GIVEN INSTRUCTION:
Report only the number of lines that hold the word "frac".

EXERCISE INPUT:
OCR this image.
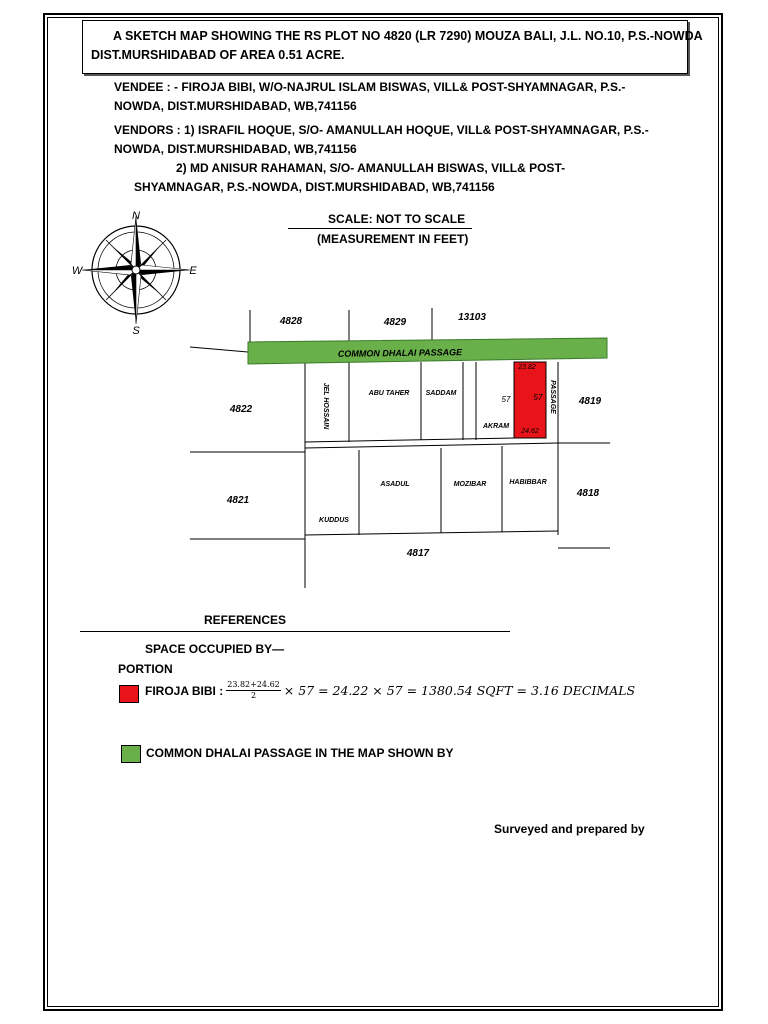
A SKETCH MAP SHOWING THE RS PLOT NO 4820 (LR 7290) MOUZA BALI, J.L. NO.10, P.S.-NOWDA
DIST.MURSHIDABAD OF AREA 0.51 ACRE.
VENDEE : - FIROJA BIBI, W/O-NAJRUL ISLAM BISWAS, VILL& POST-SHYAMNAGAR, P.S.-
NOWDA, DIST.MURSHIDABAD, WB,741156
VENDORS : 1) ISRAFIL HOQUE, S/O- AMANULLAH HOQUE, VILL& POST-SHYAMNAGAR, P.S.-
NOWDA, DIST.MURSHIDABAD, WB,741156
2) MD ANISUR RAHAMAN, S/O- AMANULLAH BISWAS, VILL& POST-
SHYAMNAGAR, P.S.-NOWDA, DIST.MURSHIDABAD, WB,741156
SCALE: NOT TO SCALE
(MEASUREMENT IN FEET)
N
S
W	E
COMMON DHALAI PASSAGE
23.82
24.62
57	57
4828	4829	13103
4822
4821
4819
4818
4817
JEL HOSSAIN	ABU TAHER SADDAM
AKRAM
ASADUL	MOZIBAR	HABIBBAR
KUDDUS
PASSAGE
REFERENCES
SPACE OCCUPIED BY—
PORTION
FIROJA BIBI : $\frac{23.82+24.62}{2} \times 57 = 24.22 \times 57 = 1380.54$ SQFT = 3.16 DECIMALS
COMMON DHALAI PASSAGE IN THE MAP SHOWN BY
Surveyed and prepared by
--
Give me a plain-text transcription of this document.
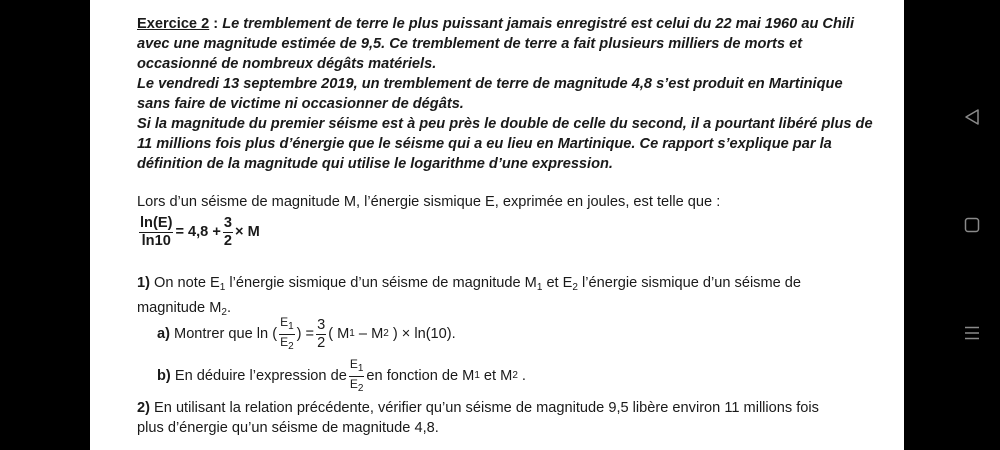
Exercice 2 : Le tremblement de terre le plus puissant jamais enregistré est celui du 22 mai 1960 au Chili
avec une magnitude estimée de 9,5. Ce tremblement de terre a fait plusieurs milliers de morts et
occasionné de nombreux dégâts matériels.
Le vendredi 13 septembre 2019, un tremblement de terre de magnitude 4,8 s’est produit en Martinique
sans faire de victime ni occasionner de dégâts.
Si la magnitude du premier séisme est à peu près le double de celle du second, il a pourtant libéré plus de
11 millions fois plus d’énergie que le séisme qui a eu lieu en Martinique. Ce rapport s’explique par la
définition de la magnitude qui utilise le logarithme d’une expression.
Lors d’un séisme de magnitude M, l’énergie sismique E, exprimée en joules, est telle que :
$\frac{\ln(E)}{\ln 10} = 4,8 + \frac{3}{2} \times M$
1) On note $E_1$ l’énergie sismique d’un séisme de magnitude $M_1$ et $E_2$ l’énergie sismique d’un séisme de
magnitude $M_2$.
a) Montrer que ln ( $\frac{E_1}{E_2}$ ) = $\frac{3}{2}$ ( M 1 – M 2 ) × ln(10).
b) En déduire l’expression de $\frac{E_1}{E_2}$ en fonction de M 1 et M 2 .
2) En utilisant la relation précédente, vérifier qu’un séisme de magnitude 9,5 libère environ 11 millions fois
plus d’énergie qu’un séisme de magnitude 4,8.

OUTPUT OF THE EXERCISE:
4